-- START OF EXERCISE MATERIALS --
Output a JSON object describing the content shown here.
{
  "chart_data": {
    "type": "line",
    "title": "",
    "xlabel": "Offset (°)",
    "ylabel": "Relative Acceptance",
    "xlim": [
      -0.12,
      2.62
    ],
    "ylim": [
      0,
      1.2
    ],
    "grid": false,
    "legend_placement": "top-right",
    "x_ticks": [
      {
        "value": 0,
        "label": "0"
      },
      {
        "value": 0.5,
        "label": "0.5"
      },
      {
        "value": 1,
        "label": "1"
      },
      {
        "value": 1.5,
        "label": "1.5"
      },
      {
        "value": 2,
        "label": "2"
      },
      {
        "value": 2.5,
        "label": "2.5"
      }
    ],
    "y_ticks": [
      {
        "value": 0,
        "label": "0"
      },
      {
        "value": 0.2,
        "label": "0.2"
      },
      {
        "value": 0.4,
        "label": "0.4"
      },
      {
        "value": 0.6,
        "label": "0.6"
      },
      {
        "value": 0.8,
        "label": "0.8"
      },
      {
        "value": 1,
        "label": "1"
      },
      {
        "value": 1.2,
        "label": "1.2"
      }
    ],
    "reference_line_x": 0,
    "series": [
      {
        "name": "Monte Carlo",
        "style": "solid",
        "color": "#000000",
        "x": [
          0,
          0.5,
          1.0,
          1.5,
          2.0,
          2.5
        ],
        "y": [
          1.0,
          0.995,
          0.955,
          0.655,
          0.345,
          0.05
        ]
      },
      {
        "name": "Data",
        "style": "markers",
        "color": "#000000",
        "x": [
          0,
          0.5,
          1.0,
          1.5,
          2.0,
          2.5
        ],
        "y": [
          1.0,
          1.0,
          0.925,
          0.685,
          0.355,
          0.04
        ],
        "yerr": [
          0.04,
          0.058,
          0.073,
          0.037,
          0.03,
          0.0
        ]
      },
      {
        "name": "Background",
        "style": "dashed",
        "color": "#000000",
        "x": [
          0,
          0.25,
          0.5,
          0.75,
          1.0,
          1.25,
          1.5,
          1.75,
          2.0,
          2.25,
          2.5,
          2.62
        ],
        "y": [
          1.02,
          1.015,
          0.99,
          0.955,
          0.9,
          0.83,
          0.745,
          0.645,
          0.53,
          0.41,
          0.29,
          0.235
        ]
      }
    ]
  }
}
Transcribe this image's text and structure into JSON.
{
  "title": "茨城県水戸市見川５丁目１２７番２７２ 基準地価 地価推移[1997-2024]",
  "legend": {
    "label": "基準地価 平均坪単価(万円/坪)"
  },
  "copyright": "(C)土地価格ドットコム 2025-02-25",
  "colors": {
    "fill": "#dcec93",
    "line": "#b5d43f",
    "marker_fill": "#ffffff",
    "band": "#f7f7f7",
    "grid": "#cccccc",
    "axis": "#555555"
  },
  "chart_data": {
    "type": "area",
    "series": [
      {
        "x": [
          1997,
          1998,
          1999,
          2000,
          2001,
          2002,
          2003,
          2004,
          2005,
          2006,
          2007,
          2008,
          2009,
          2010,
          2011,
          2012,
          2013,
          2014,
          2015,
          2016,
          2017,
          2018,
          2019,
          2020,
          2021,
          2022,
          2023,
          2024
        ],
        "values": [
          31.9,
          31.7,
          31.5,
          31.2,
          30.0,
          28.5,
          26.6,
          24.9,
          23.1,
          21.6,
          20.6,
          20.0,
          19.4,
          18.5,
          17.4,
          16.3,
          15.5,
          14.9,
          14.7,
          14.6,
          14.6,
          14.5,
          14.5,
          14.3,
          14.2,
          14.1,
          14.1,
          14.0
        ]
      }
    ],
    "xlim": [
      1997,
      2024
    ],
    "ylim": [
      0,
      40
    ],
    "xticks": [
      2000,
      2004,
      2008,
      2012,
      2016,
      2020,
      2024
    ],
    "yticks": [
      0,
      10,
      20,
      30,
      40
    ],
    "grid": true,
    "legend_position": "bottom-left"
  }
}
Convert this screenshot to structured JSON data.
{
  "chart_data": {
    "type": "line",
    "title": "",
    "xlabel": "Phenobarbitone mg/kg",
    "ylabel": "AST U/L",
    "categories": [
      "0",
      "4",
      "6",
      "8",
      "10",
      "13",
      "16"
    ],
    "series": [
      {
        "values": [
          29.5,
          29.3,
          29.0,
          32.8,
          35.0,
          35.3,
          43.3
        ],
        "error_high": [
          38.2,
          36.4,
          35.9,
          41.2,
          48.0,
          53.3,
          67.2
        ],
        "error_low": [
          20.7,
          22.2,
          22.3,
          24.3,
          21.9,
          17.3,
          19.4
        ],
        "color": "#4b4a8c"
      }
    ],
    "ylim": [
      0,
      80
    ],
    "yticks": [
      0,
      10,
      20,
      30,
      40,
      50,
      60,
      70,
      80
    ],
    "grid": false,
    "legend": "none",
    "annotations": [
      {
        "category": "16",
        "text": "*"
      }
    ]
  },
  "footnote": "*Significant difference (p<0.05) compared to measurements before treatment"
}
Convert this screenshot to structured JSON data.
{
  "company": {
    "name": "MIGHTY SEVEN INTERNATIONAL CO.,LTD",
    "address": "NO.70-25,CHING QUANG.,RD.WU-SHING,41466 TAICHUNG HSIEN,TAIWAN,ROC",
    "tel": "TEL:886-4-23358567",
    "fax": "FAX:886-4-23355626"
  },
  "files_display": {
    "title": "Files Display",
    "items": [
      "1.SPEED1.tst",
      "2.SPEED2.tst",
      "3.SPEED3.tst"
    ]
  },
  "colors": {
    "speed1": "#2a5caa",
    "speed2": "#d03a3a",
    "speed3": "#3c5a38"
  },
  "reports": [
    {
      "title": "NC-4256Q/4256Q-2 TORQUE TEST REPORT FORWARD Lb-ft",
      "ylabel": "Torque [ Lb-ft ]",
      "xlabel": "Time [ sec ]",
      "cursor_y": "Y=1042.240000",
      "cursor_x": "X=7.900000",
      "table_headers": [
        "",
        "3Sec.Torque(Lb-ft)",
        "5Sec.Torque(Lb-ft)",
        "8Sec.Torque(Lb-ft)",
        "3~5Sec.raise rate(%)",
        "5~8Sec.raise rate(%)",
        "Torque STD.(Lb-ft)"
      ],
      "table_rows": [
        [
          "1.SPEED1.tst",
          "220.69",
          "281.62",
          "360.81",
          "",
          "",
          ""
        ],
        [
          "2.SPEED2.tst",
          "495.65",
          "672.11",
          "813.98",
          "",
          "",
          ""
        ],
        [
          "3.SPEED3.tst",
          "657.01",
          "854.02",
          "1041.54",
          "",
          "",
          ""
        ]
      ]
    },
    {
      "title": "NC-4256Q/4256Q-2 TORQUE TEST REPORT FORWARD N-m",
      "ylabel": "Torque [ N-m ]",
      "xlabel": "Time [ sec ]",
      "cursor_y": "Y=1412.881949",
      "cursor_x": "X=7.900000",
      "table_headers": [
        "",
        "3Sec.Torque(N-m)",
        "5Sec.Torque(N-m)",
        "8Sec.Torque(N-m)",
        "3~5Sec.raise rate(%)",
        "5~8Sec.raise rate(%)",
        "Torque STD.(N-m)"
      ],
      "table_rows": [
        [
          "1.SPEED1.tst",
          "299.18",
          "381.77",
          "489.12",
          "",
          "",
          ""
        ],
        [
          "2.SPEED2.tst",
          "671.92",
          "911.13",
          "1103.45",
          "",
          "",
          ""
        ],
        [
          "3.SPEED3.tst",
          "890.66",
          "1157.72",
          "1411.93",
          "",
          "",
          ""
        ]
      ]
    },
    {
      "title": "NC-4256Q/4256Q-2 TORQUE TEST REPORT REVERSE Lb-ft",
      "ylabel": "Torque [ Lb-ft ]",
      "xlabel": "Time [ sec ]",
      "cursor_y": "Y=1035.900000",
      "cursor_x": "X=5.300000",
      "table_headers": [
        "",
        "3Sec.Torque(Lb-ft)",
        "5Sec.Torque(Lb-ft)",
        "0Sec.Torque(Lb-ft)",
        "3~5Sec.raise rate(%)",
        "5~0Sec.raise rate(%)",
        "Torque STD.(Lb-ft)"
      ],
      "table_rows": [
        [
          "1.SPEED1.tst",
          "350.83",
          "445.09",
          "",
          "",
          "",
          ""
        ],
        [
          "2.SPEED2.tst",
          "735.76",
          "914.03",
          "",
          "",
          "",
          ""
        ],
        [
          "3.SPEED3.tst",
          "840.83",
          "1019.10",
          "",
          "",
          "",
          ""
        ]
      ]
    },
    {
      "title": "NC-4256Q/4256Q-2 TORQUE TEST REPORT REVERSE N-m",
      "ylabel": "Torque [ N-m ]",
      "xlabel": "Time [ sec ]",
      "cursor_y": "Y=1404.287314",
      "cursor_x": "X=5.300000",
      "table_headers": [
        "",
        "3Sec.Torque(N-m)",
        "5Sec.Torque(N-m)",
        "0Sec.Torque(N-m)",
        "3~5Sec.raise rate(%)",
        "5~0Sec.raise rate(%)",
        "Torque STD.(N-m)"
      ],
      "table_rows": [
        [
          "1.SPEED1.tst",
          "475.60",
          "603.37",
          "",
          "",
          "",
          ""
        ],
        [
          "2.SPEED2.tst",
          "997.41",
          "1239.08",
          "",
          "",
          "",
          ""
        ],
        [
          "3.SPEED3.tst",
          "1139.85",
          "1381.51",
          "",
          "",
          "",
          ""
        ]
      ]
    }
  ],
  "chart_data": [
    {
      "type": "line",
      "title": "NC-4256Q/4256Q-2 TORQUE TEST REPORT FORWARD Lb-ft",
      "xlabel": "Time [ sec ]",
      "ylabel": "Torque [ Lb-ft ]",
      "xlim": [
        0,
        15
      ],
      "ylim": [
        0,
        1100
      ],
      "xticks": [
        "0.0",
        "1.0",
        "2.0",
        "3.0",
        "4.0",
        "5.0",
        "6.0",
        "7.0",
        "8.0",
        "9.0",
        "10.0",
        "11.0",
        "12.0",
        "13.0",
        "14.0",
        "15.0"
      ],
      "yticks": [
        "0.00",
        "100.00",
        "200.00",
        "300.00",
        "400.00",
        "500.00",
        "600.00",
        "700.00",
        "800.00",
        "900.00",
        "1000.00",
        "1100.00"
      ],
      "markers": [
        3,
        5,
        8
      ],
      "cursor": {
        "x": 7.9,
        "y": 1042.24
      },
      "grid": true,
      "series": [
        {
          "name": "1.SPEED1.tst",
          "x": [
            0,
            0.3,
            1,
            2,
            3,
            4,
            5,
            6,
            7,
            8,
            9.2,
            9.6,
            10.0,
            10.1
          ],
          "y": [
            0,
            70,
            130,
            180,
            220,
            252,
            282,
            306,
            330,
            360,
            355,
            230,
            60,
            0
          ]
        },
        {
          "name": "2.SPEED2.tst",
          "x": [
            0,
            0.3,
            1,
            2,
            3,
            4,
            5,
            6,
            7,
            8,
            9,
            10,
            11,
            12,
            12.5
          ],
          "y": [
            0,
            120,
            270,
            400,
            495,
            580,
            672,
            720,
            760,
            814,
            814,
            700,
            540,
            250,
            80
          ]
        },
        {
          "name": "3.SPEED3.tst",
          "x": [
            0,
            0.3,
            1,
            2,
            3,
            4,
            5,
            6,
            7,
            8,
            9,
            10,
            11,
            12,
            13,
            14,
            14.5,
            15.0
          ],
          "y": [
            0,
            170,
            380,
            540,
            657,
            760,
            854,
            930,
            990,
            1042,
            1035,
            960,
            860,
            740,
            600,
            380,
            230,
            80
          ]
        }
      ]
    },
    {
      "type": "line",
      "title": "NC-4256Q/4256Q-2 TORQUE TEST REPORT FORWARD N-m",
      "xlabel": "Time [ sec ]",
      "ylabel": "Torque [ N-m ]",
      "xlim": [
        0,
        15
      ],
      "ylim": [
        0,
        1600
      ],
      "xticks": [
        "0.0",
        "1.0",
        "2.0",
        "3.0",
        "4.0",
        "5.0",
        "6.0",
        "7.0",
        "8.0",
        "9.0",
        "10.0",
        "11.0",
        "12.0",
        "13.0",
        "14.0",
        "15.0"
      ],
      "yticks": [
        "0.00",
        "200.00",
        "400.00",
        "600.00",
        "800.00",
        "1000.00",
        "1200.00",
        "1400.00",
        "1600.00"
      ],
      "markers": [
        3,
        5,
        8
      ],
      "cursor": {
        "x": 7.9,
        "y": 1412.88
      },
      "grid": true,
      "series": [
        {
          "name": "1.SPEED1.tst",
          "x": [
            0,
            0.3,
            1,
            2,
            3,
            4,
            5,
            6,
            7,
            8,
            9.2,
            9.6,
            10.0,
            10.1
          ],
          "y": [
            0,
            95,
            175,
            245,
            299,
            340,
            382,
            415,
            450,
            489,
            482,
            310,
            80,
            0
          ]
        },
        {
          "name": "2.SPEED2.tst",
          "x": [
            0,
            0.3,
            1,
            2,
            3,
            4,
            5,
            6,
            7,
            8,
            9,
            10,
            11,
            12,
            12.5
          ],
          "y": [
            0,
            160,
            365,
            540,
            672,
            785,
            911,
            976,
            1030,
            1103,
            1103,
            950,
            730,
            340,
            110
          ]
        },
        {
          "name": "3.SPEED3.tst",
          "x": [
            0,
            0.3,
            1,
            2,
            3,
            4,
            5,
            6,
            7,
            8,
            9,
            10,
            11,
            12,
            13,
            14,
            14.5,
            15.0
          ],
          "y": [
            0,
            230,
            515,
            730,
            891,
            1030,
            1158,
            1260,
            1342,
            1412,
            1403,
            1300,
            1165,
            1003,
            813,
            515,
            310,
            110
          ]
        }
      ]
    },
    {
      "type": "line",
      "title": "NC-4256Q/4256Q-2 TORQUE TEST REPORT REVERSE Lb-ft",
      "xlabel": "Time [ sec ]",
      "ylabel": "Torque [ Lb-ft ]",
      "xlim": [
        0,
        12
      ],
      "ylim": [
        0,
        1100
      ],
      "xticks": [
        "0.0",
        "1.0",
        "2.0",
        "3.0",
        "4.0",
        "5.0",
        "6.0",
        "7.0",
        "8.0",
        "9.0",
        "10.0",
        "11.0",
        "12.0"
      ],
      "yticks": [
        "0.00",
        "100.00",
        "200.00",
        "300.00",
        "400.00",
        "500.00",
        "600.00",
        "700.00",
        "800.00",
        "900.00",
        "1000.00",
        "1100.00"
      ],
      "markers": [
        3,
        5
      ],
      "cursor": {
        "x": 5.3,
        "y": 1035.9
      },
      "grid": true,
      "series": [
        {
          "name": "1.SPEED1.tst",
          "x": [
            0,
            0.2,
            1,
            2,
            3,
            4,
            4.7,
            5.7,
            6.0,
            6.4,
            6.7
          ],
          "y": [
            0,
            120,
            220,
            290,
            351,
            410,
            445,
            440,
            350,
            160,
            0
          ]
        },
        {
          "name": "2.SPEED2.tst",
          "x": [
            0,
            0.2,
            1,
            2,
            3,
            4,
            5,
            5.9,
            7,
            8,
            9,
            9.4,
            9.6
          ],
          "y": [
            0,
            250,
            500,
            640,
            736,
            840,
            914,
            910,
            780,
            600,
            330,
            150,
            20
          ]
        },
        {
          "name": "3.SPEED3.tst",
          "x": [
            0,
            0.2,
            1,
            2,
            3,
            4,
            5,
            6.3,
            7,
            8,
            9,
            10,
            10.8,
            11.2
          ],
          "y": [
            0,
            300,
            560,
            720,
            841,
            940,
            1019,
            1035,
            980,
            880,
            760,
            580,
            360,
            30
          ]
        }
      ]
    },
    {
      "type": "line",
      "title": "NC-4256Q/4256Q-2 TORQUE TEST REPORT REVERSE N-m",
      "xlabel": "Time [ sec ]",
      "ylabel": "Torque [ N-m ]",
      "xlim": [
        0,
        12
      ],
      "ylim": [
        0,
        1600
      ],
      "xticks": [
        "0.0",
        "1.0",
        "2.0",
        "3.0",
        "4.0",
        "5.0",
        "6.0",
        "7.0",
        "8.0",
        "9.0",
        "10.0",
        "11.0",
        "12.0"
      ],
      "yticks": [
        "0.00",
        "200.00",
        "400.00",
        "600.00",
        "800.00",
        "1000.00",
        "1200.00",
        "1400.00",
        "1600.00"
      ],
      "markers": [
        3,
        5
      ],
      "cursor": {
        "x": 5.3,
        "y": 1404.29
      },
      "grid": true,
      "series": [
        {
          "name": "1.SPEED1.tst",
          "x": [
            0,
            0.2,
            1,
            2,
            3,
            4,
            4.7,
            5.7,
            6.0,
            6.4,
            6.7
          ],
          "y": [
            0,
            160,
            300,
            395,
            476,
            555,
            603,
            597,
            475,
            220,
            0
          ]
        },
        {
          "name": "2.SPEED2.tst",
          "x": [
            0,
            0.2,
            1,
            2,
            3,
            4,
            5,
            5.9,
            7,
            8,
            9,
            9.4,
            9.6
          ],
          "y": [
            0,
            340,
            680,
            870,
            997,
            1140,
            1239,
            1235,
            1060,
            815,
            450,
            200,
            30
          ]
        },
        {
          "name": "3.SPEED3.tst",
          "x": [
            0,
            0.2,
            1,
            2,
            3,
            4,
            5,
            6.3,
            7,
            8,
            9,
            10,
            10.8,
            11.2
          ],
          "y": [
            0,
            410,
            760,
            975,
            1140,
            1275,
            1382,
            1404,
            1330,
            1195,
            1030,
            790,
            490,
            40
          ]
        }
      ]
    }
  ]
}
-- END OF EXERCISE MATERIALS --
| GOAL |
Pull out every line of the records above that contains the word "JSON".

| RESULT BELOW |
Output a JSON object describing the content shown here.
Transcribe this image's text and structure into JSON.
Convert this screenshot to structured JSON data.
Convert this screenshot to structured JSON data.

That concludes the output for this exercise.